┌────────
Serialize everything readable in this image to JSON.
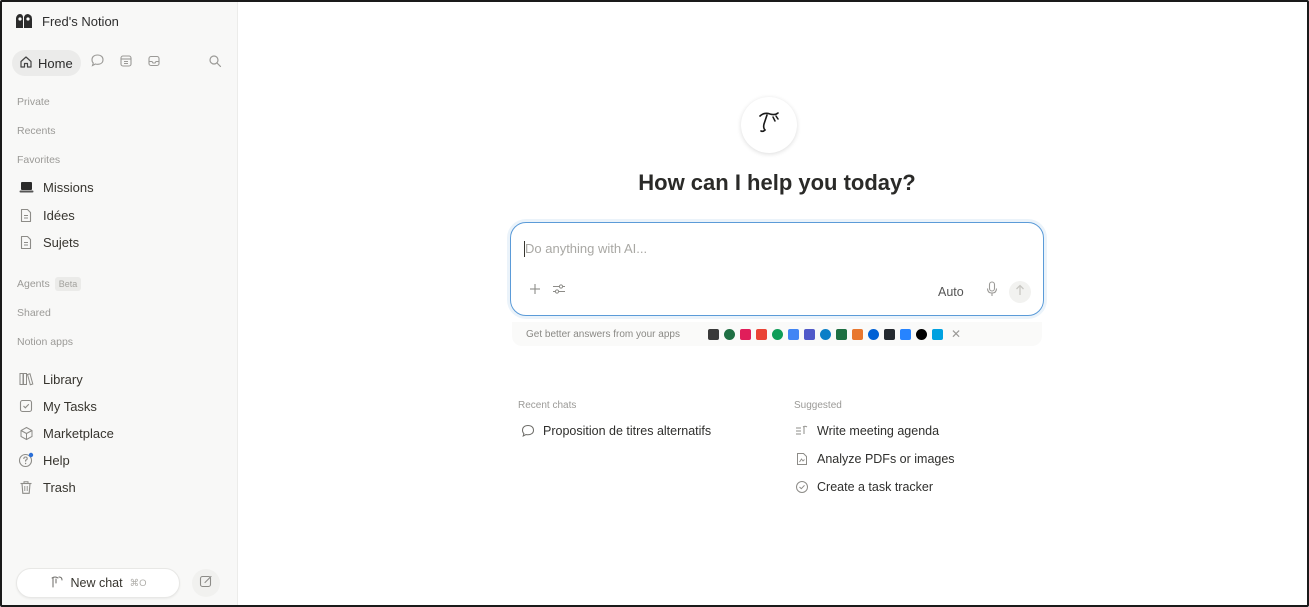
{
  "workspace": {
    "name": "Fred's Notion"
  },
  "topnav": {
    "home_label": "Home"
  },
  "sidebar": {
    "sections": {
      "private": "Private",
      "recents": "Recents",
      "favorites": "Favorites",
      "agents": "Agents",
      "agents_badge": "Beta",
      "shared": "Shared",
      "notion_apps": "Notion apps"
    },
    "favorites": [
      {
        "label": "Missions",
        "icon": "laptop-icon"
      },
      {
        "label": "Idées",
        "icon": "page-icon"
      },
      {
        "label": "Sujets",
        "icon": "page-icon"
      }
    ],
    "apps": [
      {
        "label": "Library",
        "icon": "library-icon"
      },
      {
        "label": "My Tasks",
        "icon": "tasks-icon"
      },
      {
        "label": "Marketplace",
        "icon": "marketplace-icon"
      },
      {
        "label": "Help",
        "icon": "help-icon"
      },
      {
        "label": "Trash",
        "icon": "trash-icon"
      }
    ],
    "new_chat": {
      "label": "New chat",
      "shortcut": "⌘O"
    }
  },
  "main": {
    "headline": "How can I help you today?",
    "chat": {
      "placeholder": "Do anything with AI...",
      "mode": "Auto"
    },
    "apps_bar": {
      "label": "Get better answers from your apps",
      "colors": [
        "#3a3a3a",
        "#1f6f43",
        "#e01e5a",
        "#ea4335",
        "#0f9d58",
        "#4285f4",
        "#5059c9",
        "#0b7fc7",
        "#1d6f42",
        "#e8772e",
        "#0061d5",
        "#24292f",
        "#2684ff",
        "#000000",
        "#00a1e0"
      ]
    },
    "recent": {
      "title": "Recent chats",
      "items": [
        {
          "label": "Proposition de titres alternatifs"
        }
      ]
    },
    "suggested": {
      "title": "Suggested",
      "items": [
        {
          "label": "Write meeting agenda",
          "icon": "agenda-icon"
        },
        {
          "label": "Analyze PDFs or images",
          "icon": "pdf-icon"
        },
        {
          "label": "Create a task tracker",
          "icon": "check-circle-icon"
        }
      ]
    }
  }
}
└────────
Written instruction
Make an exact reproduction of the listing above, without any pictures.

Output of the task
Serialize everything readable in this image to JSON.
{
  "workspace": {
    "name": "Fred's Notion"
  },
  "topnav": {
    "home_label": "Home"
  },
  "sidebar": {
    "sections": {
      "private": "Private",
      "recents": "Recents",
      "favorites": "Favorites",
      "agents": "Agents",
      "agents_badge": "Beta",
      "shared": "Shared",
      "notion_apps": "Notion apps"
    },
    "favorites": [
      {
        "label": "Missions",
        "icon": "laptop-icon"
      },
      {
        "label": "Idées",
        "icon": "page-icon"
      },
      {
        "label": "Sujets",
        "icon": "page-icon"
      }
    ],
    "apps": [
      {
        "label": "Library",
        "icon": "library-icon"
      },
      {
        "label": "My Tasks",
        "icon": "tasks-icon"
      },
      {
        "label": "Marketplace",
        "icon": "marketplace-icon"
      },
      {
        "label": "Help",
        "icon": "help-icon"
      },
      {
        "label": "Trash",
        "icon": "trash-icon"
      }
    ],
    "new_chat": {
      "label": "New chat",
      "shortcut": "⌘O"
    }
  },
  "main": {
    "headline": "How can I help you today?",
    "chat": {
      "placeholder": "Do anything with AI...",
      "mode": "Auto"
    },
    "apps_bar": {
      "label": "Get better answers from your apps",
      "colors": [
        "#3a3a3a",
        "#1f6f43",
        "#e01e5a",
        "#ea4335",
        "#0f9d58",
        "#4285f4",
        "#5059c9",
        "#0b7fc7",
        "#1d6f42",
        "#e8772e",
        "#0061d5",
        "#24292f",
        "#2684ff",
        "#000000",
        "#00a1e0"
      ]
    },
    "recent": {
      "title": "Recent chats",
      "items": [
        {
          "label": "Proposition de titres alternatifs"
        }
      ]
    },
    "suggested": {
      "title": "Suggested",
      "items": [
        {
          "label": "Write meeting agenda",
          "icon": "agenda-icon"
        },
        {
          "label": "Analyze PDFs or images",
          "icon": "pdf-icon"
        },
        {
          "label": "Create a task tracker",
          "icon": "check-circle-icon"
        }
      ]
    }
  }
}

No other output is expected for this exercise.